- [Chart and figure data]:
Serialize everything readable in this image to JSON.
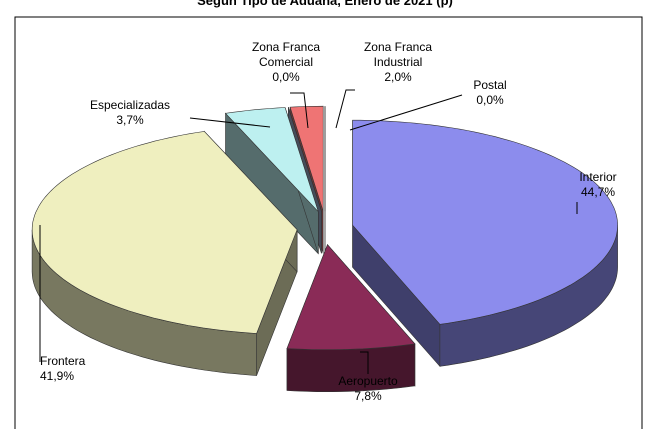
{
  "chart_data": {
    "type": "pie3d",
    "title": "Según Tipo de Aduana, Enero de 2021 (p)",
    "categories": [
      "Interior",
      "Aeropuerto",
      "Frontera",
      "Especializadas",
      "Zona Franca Comercial",
      "Zona Franca Industrial",
      "Postal"
    ],
    "values": [
      44.7,
      7.8,
      41.9,
      3.7,
      0.0,
      2.0,
      0.0
    ],
    "value_labels": [
      "44,7%",
      "7,8%",
      "41,9%",
      "3,7%",
      "0,0%",
      "2,0%",
      "0,0%"
    ],
    "colors": [
      "#8c8ced",
      "#8a2b57",
      "#efefbf",
      "#bdf0f0",
      "#9aa8c8",
      "#ef7474",
      "#b0b0e0"
    ]
  }
}
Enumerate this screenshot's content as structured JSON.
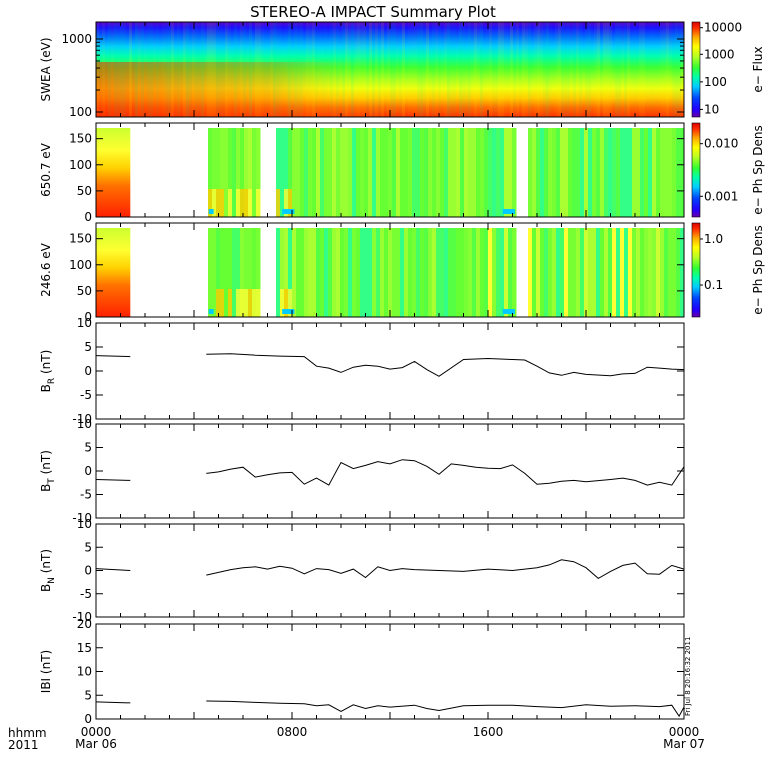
{
  "title": "STEREO-A IMPACT Summary Plot",
  "footer": {
    "left_top": "hhmm",
    "left_bottom": "2011",
    "stamp": "Fri Jul 8 20:16:32 2011"
  },
  "colors": {
    "spectro_stops": [
      "#b30000",
      "#ff3300",
      "#ff8c00",
      "#ffd700",
      "#ffff33",
      "#bfff33",
      "#66ff33",
      "#33ff66",
      "#00ffcc",
      "#00ccff",
      "#0066ff",
      "#0000ff",
      "#4400cc",
      "#6600aa"
    ],
    "line": "#000000"
  },
  "chart_data": [
    {
      "type": "heatmap",
      "name": "swea",
      "ylabel": "SWEA (eV)",
      "yscale": "log",
      "ylim": [
        100,
        2000
      ],
      "yticks": [
        "1000",
        "100"
      ],
      "colorbar": {
        "label": "e− Flux",
        "ticks": [
          "10000",
          "1000",
          "100",
          "10"
        ],
        "scale": "log"
      },
      "description_values": {
        "energy_low_flux_high": true
      }
    },
    {
      "type": "heatmap",
      "name": "pad650",
      "ylabel": "650.7 eV",
      "ylim": [
        0,
        180
      ],
      "yticks": [
        "150",
        "100",
        "50",
        "0"
      ],
      "data_gaps_hours": [
        [
          1.4,
          4.5
        ],
        [
          6.6,
          7.2
        ],
        [
          17.1,
          17.6
        ]
      ],
      "colorbar": {
        "label": "e− Ph Sp Dens",
        "ticks": [
          "0.010",
          "0.001"
        ],
        "scale": "log"
      }
    },
    {
      "type": "heatmap",
      "name": "pad246",
      "ylabel": "246.6 eV",
      "ylim": [
        0,
        180
      ],
      "yticks": [
        "150",
        "100",
        "50",
        "0"
      ],
      "data_gaps_hours": [
        [
          1.4,
          4.5
        ],
        [
          6.6,
          7.2
        ],
        [
          17.1,
          17.6
        ]
      ],
      "colorbar": {
        "label": "e− Ph Sp Dens",
        "ticks": [
          "1.0",
          "0.1"
        ],
        "scale": "log"
      }
    },
    {
      "type": "line",
      "name": "br",
      "ylabel": "B",
      "ylabel_sub": "R",
      "ylabel_unit": "(nT)",
      "ylim": [
        -10,
        10
      ],
      "yticks": [
        "10",
        "5",
        "0",
        "-5",
        "-10"
      ],
      "x": [
        0,
        1.4,
        4.5,
        5.5,
        6.5,
        7.5,
        8.5,
        9.0,
        9.5,
        10.0,
        10.5,
        11.0,
        11.5,
        12.0,
        12.5,
        13.0,
        13.5,
        14.0,
        15.0,
        16.0,
        17.0,
        17.5,
        18.0,
        18.5,
        19.0,
        19.5,
        20.0,
        21.0,
        21.5,
        22.0,
        22.5,
        23.0,
        23.5,
        24.0
      ],
      "values": [
        3.2,
        3.0,
        3.5,
        3.6,
        3.3,
        3.1,
        3.0,
        1.0,
        0.6,
        -0.3,
        0.8,
        1.2,
        1.0,
        0.4,
        0.7,
        2.0,
        0.3,
        -1.1,
        2.4,
        2.6,
        2.4,
        2.3,
        1.0,
        -0.4,
        -0.9,
        -0.3,
        -0.7,
        -1.0,
        -0.6,
        -0.5,
        0.8,
        0.6,
        0.4,
        0.3
      ],
      "gaps_after_x": [
        1.4
      ]
    },
    {
      "type": "line",
      "name": "bt",
      "ylabel": "B",
      "ylabel_sub": "T",
      "ylabel_unit": "(nT)",
      "ylim": [
        -10,
        10
      ],
      "yticks": [
        "10",
        "5",
        "0",
        "-5",
        "-10"
      ],
      "x": [
        0,
        1.4,
        4.5,
        5.0,
        5.5,
        6.0,
        6.5,
        7.0,
        7.5,
        8.0,
        8.5,
        9.0,
        9.5,
        10.0,
        10.5,
        11.0,
        11.5,
        12.0,
        12.5,
        13.0,
        13.5,
        14.0,
        14.5,
        15.0,
        15.5,
        16.0,
        16.5,
        17.0,
        17.5,
        18.0,
        18.5,
        19.0,
        19.5,
        20.0,
        21.0,
        21.5,
        22.0,
        22.5,
        23.0,
        23.5,
        24.0
      ],
      "values": [
        -1.8,
        -2.0,
        -0.5,
        -0.2,
        0.4,
        0.8,
        -1.3,
        -0.8,
        -0.4,
        -0.3,
        -2.8,
        -1.5,
        -3.0,
        1.8,
        0.5,
        1.2,
        2.0,
        1.5,
        2.4,
        2.2,
        1.0,
        -0.7,
        1.5,
        1.2,
        0.8,
        0.6,
        0.5,
        1.3,
        -0.5,
        -2.8,
        -2.6,
        -2.2,
        -2.0,
        -2.3,
        -1.8,
        -1.5,
        -2.0,
        -3.0,
        -2.4,
        -3.0,
        0.9
      ],
      "gaps_after_x": [
        1.4
      ]
    },
    {
      "type": "line",
      "name": "bn",
      "ylabel": "B",
      "ylabel_sub": "N",
      "ylabel_unit": "(nT)",
      "ylim": [
        -10,
        10
      ],
      "yticks": [
        "10",
        "5",
        "0",
        "-5",
        "-10"
      ],
      "x": [
        0,
        1.4,
        4.5,
        5.0,
        5.5,
        6.0,
        6.5,
        7.0,
        7.5,
        8.0,
        8.5,
        9.0,
        9.5,
        10.0,
        10.5,
        11.0,
        11.5,
        12.0,
        12.5,
        13.0,
        14.0,
        15.0,
        16.0,
        17.0,
        18.0,
        18.5,
        19.0,
        19.5,
        20.0,
        20.5,
        21.0,
        21.5,
        22.0,
        22.5,
        23.0,
        23.5,
        24.0
      ],
      "values": [
        0.4,
        0.0,
        -1.0,
        -0.4,
        0.2,
        0.6,
        0.8,
        0.3,
        0.9,
        0.5,
        -0.7,
        0.4,
        0.2,
        -0.6,
        0.3,
        -1.5,
        0.8,
        0.0,
        0.4,
        0.2,
        0.0,
        -0.2,
        0.3,
        0.0,
        0.6,
        1.2,
        2.3,
        1.9,
        0.6,
        -1.7,
        -0.2,
        1.1,
        1.6,
        -0.7,
        -0.8,
        1.1,
        0.3
      ],
      "gaps_after_x": [
        1.4
      ]
    },
    {
      "type": "line",
      "name": "bmag",
      "ylabel": "IBI",
      "ylabel_unit": "(nT)",
      "ylim": [
        0,
        20
      ],
      "yticks": [
        "20",
        "15",
        "10",
        "5",
        "0"
      ],
      "x": [
        0,
        1.4,
        4.5,
        5.5,
        6.5,
        7.5,
        8.5,
        9.0,
        9.5,
        10.0,
        10.5,
        11.0,
        11.5,
        12.0,
        13.0,
        13.5,
        14.0,
        15.0,
        16.0,
        17.0,
        18.0,
        19.0,
        20.0,
        21.0,
        22.0,
        23.0,
        23.5,
        23.8,
        24.0
      ],
      "values": [
        3.6,
        3.4,
        3.8,
        3.7,
        3.5,
        3.3,
        3.2,
        2.8,
        3.0,
        1.6,
        3.0,
        2.2,
        2.8,
        2.5,
        2.9,
        2.2,
        1.8,
        2.8,
        2.9,
        2.9,
        2.6,
        2.4,
        3.0,
        2.7,
        2.8,
        2.6,
        2.9,
        0.6,
        2.5
      ],
      "gaps_after_x": [
        1.4
      ]
    }
  ],
  "xaxis": {
    "xlim": [
      0,
      24
    ],
    "major_ticks": [
      {
        "hour": 0,
        "time": "0000",
        "date": "Mar 06"
      },
      {
        "hour": 8,
        "time": "0800",
        "date": ""
      },
      {
        "hour": 16,
        "time": "1600",
        "date": ""
      },
      {
        "hour": 24,
        "time": "0000",
        "date": "Mar 07"
      }
    ]
  }
}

- [Work required]: Report all lines of the data above that include the string "Franca".

- [Written solution]:
      "Zona Franca Comercial",
      "Zona Franca Industrial",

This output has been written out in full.